Problem to solve:
Your task is to repeat all of the material exactly.

Stored items:
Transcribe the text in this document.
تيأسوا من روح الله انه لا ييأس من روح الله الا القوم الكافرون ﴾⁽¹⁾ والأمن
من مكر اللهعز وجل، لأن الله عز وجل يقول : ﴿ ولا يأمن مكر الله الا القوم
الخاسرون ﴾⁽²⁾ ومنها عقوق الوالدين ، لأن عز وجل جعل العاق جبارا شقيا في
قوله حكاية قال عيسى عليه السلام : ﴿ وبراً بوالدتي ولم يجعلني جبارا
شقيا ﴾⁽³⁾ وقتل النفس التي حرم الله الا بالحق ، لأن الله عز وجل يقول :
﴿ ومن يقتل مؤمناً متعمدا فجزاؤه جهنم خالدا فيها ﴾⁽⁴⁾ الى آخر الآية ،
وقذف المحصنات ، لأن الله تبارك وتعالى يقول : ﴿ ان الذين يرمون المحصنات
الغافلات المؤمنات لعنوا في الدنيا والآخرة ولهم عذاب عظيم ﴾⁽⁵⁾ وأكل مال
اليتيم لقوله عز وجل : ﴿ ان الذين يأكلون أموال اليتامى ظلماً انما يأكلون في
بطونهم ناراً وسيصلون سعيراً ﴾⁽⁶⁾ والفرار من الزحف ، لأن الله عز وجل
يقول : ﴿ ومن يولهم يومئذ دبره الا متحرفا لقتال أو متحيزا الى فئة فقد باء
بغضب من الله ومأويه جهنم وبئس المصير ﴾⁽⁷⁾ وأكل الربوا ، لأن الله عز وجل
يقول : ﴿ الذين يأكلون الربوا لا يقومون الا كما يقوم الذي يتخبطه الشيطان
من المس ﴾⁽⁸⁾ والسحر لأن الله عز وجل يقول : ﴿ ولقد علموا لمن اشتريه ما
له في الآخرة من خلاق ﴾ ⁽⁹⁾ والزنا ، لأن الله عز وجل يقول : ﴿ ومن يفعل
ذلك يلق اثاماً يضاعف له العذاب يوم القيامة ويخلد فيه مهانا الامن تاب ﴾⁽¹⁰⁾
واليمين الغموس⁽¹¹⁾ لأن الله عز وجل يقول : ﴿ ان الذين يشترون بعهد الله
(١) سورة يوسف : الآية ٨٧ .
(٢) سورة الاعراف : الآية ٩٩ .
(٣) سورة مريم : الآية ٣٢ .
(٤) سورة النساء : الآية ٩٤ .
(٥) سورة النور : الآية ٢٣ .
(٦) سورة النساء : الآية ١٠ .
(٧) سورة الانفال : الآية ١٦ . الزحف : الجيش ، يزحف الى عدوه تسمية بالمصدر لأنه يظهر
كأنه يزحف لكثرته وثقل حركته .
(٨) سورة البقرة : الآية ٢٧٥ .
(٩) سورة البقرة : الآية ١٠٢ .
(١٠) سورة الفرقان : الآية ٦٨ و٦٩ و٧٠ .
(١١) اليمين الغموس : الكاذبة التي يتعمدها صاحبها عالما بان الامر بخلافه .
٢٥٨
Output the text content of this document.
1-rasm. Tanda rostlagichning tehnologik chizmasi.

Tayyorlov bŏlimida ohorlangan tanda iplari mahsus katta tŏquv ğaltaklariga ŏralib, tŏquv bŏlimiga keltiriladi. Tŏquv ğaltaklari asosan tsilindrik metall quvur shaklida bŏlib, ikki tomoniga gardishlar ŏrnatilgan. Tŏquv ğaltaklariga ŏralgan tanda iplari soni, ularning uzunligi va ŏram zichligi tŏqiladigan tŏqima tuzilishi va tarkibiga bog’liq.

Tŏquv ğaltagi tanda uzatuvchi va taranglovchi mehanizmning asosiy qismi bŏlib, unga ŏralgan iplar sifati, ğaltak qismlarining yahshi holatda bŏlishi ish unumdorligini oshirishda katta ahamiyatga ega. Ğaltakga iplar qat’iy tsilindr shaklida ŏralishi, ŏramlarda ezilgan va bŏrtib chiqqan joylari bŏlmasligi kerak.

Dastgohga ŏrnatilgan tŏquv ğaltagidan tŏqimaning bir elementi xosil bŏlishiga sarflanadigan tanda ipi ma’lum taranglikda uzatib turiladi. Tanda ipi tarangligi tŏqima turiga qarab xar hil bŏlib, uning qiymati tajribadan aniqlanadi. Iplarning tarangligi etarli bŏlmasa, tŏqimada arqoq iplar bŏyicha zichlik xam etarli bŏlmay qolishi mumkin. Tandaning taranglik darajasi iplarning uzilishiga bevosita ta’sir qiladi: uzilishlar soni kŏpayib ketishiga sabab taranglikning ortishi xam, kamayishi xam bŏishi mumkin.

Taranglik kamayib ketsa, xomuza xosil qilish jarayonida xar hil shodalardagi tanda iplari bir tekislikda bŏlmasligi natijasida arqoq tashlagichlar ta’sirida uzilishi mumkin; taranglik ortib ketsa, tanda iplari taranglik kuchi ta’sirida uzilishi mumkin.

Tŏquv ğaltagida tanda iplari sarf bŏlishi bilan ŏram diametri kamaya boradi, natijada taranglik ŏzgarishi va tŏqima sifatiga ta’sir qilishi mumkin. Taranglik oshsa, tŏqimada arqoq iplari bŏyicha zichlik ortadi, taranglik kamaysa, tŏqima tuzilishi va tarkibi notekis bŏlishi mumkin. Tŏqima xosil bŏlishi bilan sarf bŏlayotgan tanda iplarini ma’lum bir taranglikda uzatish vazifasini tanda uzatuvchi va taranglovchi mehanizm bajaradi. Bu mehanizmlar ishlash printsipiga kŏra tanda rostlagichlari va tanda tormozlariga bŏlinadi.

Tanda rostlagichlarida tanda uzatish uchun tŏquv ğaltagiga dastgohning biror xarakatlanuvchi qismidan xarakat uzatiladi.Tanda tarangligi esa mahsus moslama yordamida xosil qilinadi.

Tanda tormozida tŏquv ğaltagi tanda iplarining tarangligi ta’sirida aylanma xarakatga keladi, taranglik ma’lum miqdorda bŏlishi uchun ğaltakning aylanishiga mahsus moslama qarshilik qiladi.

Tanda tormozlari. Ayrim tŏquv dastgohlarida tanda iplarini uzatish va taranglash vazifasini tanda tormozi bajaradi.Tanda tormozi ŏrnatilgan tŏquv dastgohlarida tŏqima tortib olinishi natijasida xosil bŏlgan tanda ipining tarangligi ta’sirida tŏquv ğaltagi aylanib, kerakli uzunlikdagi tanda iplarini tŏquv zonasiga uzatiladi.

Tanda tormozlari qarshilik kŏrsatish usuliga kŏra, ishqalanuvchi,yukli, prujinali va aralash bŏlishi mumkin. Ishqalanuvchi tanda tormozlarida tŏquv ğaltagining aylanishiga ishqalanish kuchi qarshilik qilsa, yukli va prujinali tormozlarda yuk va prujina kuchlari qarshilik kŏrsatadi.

Reply to the exercise:
Transcribe the text in this document.
تيأسوا من روح الله انه لا ييأس من روح الله الا القوم الكافرون ﴾⁽¹⁾ والأمن
من مكر اللهعز وجل، لأن الله عز وجل يقول : ﴿ ولا يأمن مكر الله الا القوم
الخاسرون ﴾⁽²⁾ ومنها عقوق الوالدين ، لأن عز وجل جعل العاق جبارا شقيا في
قوله حكاية قال عيسى عليه السلام : ﴿ وبراً بوالدتي ولم يجعلني جبارا
شقيا ﴾⁽³⁾ وقتل النفس التي حرم الله الا بالحق ، لأن الله عز وجل يقول :
﴿ ومن يقتل مؤمناً متعمدا فجزاؤه جهنم خالدا فيها ﴾⁽⁴⁾ الى آخر الآية ،
وقذف المحصنات ، لأن الله تبارك وتعالى يقول : ﴿ ان الذين يرمون المحصنات
الغافلات المؤمنات لعنوا في الدنيا والآخرة ولهم عذاب عظيم ﴾⁽⁵⁾ وأكل مال
اليتيم لقوله عز وجل : ﴿ ان الذين يأكلون أموال اليتامى ظلماً انما يأكلون في
بطونهم ناراً وسيصلون سعيراً ﴾⁽⁶⁾ والفرار من الزحف ، لأن الله عز وجل
يقول : ﴿ ومن يولهم يومئذ دبره الا متحرفا لقتال أو متحيزا الى فئة فقد باء
بغضب من الله ومأويه جهنم وبئس المصير ﴾⁽⁷⁾ وأكل الربوا ، لأن الله عز وجل
يقول : ﴿ الذين يأكلون الربوا لا يقومون الا كما يقوم الذي يتخبطه الشيطان
من المس ﴾⁽⁸⁾ والسحر لأن الله عز وجل يقول : ﴿ ولقد علموا لمن اشتريه ما
له في الآخرة من خلاق ﴾ ⁽⁹⁾ والزنا ، لأن الله عز وجل يقول : ﴿ ومن يفعل
ذلك يلق اثاماً يضاعف له العذاب يوم القيامة ويخلد فيه مهانا الامن تاب ﴾⁽¹⁰⁾
واليمين الغموس⁽¹¹⁾ لأن الله عز وجل يقول : ﴿ ان الذين يشترون بعهد الله
(١) سورة يوسف : الآية ٨٧ .
(٢) سورة الاعراف : الآية ٩٩ .
(٣) سورة مريم : الآية ٣٢ .
(٤) سورة النساء : الآية ٩٤ .
(٥) سورة النور : الآية ٢٣ .
(٦) سورة النساء : الآية ١٠ .
(٧) سورة الانفال : الآية ١٦ . الزحف : الجيش ، يزحف الى عدوه تسمية بالمصدر لأنه يظهر
كأنه يزحف لكثرته وثقل حركته .
(٨) سورة البقرة : الآية ٢٧٥ .
(٩) سورة البقرة : الآية ١٠٢ .
(١٠) سورة الفرقان : الآية ٦٨ و٦٩ و٧٠ .
(١١) اليمين الغموس : الكاذبة التي يتعمدها صاحبها عالما بان الامر بخلافه .
٢٥٨
Output the text content of this document.
1-rasm. Tanda rostlagichning tehnologik chizmasi.

Tayyorlov bŏlimida ohorlangan tanda iplari mahsus katta tŏquv ğaltaklariga ŏralib, tŏquv bŏlimiga keltiriladi. Tŏquv ğaltaklari asosan tsilindrik metall quvur shaklida bŏlib, ikki tomoniga gardishlar ŏrnatilgan. Tŏquv ğaltaklariga ŏralgan tanda iplari soni, ularning uzunligi va ŏram zichligi tŏqiladigan tŏqima tuzilishi va tarkibiga bog’liq.

Tŏquv ğaltagi tanda uzatuvchi va taranglovchi mehanizmning asosiy qismi bŏlib, unga ŏralgan iplar sifati, ğaltak qismlarining yahshi holatda bŏlishi ish unumdorligini oshirishda katta ahamiyatga ega. Ğaltakga iplar qat’iy tsilindr shaklida ŏralishi, ŏramlarda ezilgan va bŏrtib chiqqan joylari bŏlmasligi kerak.

Dastgohga ŏrnatilgan tŏquv ğaltagidan tŏqimaning bir elementi xosil bŏlishiga sarflanadigan tanda ipi ma’lum taranglikda uzatib turiladi. Tanda ipi tarangligi tŏqima turiga qarab xar hil bŏlib, uning qiymati tajribadan aniqlanadi. Iplarning tarangligi etarli bŏlmasa, tŏqimada arqoq iplar bŏyicha zichlik xam etarli bŏlmay qolishi mumkin. Tandaning taranglik darajasi iplarning uzilishiga bevosita ta’sir qiladi: uzilishlar soni kŏpayib ketishiga sabab taranglikning ortishi xam, kamayishi xam bŏishi mumkin.

Taranglik kamayib ketsa, xomuza xosil qilish jarayonida xar hil shodalardagi tanda iplari bir tekislikda bŏlmasligi natijasida arqoq tashlagichlar ta’sirida uzilishi mumkin; taranglik ortib ketsa, tanda iplari taranglik kuchi ta’sirida uzilishi mumkin.

Tŏquv ğaltagida tanda iplari sarf bŏlishi bilan ŏram diametri kamaya boradi, natijada taranglik ŏzgarishi va tŏqima sifatiga ta’sir qilishi mumkin. Taranglik oshsa, tŏqimada arqoq iplari bŏyicha zichlik ortadi, taranglik kamaysa, tŏqima tuzilishi va tarkibi notekis bŏlishi mumkin. Tŏqima xosil bŏlishi bilan sarf bŏlayotgan tanda iplarini ma’lum bir taranglikda uzatish vazifasini tanda uzatuvchi va taranglovchi mehanizm bajaradi. Bu mehanizmlar ishlash printsipiga kŏra tanda rostlagichlari va tanda tormozlariga bŏlinadi.

Tanda rostlagichlarida tanda uzatish uchun tŏquv ğaltagiga dastgohning biror xarakatlanuvchi qismidan xarakat uzatiladi.Tanda tarangligi esa mahsus moslama yordamida xosil qilinadi.

Tanda tormozida tŏquv ğaltagi tanda iplarining tarangligi ta’sirida aylanma xarakatga keladi, taranglik ma’lum miqdorda bŏlishi uchun ğaltakning aylanishiga mahsus moslama qarshilik qiladi.

Tanda tormozlari. Ayrim tŏquv dastgohlarida tanda iplarini uzatish va taranglash vazifasini tanda tormozi bajaradi.Tanda tormozi ŏrnatilgan tŏquv dastgohlarida tŏqima tortib olinishi natijasida xosil bŏlgan tanda ipining tarangligi ta’sirida tŏquv ğaltagi aylanib, kerakli uzunlikdagi tanda iplarini tŏquv zonasiga uzatiladi.

Tanda tormozlari qarshilik kŏrsatish usuliga kŏra, ishqalanuvchi,yukli, prujinali va aralash bŏlishi mumkin. Ishqalanuvchi tanda tormozlarida tŏquv ğaltagining aylanishiga ishqalanish kuchi qarshilik qilsa, yukli va prujinali tormozlarda yuk va prujina kuchlari qarshilik kŏrsatadi.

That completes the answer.